> **What to work on**: Repeat, exactly and in full, the lines of the listing below, but without any pictures.

Excerpt from a dataset:
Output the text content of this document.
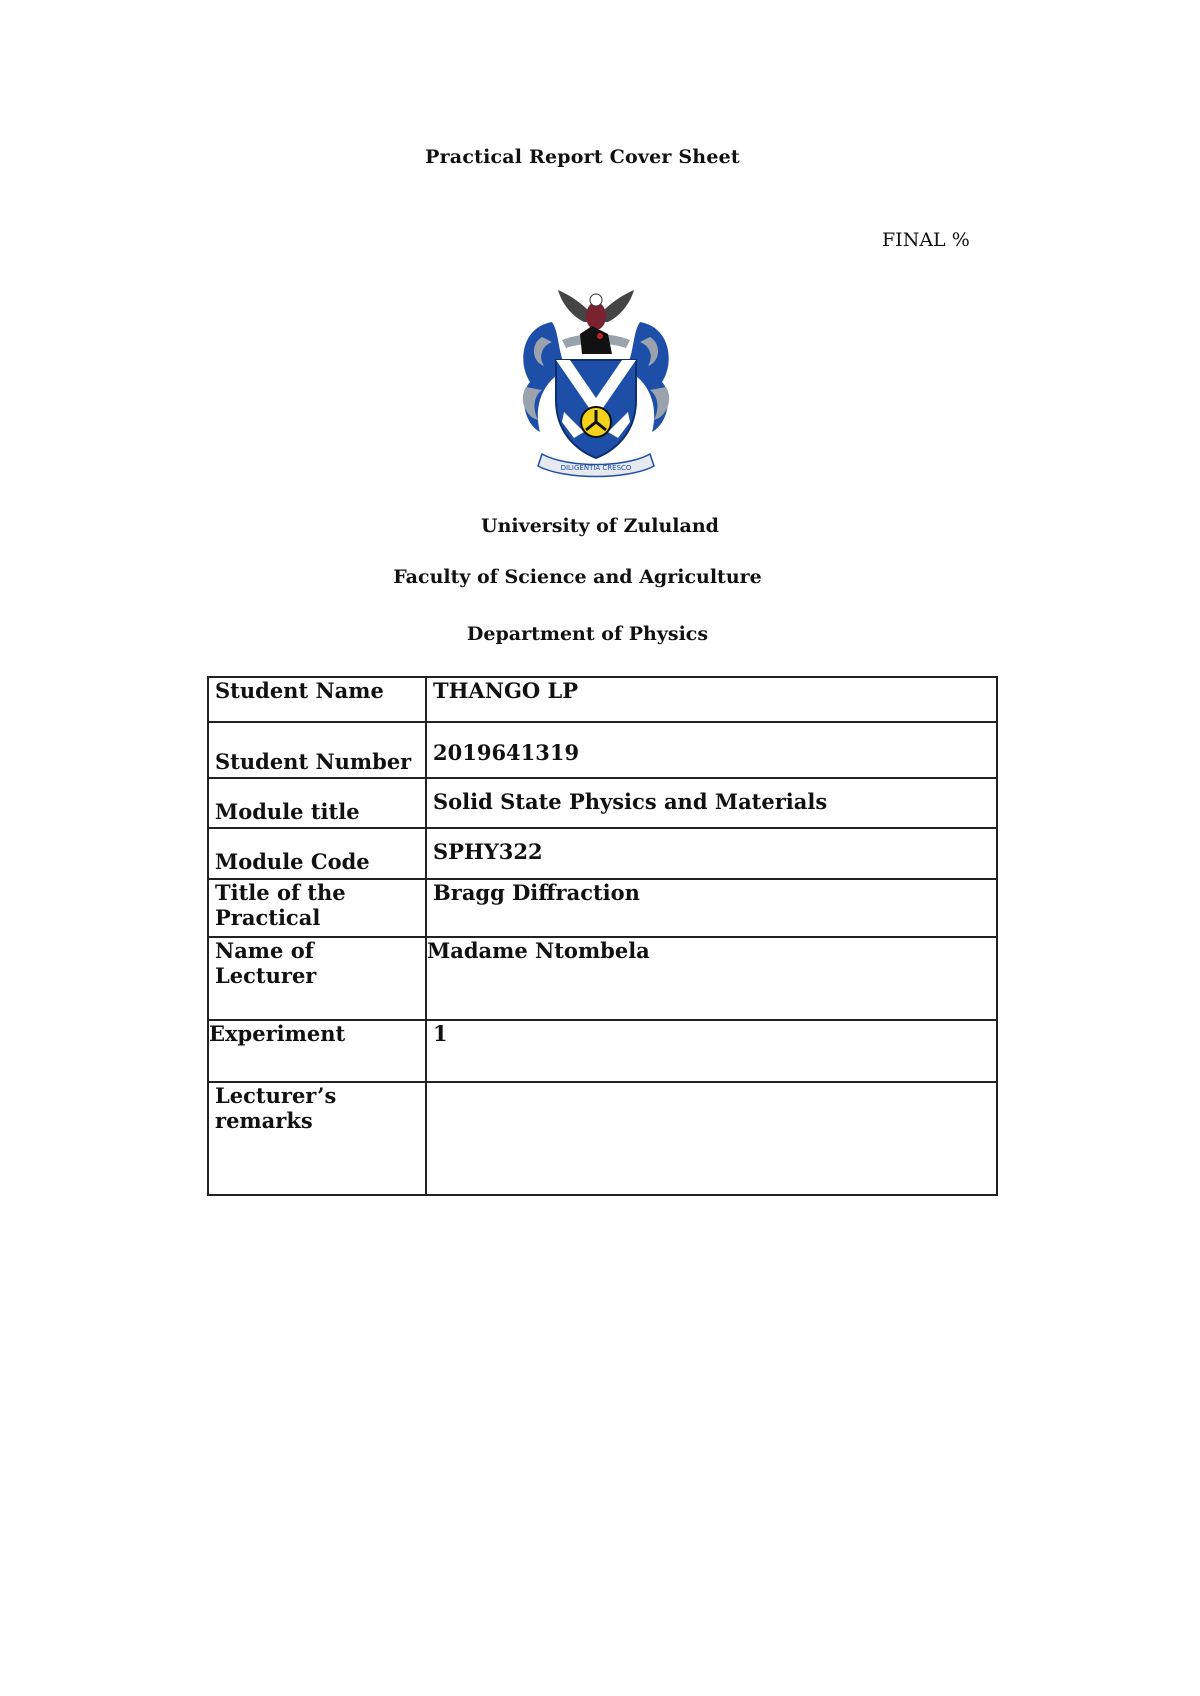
Practical Report Cover Sheet
FINAL %
DILIGENTIA CRESCO
University of Zululand
Faculty of Science and Agriculture
Department of Physics
Student Name	THANGO LP
Student Number	2019641319
Module title	Solid State Physics and Materials
Module Code	SPHY322
Title of the Practical	Bragg Diffraction
Name of Lecturer	Madame Ntombela
Experiment	1
Lecturer’s remarks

> **Task solution**:
Output the text content of this document.
Practical Report Cover Sheet
FINAL %
DILIGENTIA CRESCO
University of Zululand
Faculty of Science and Agriculture
Department of Physics
Student Name	THANGO LP
Student Number	2019641319
Module title	Solid State Physics and Materials
Module Code	SPHY322
Title of the Practical	Bragg Diffraction
Name of Lecturer	Madame Ntombela
Experiment	1
Lecturer’s remarks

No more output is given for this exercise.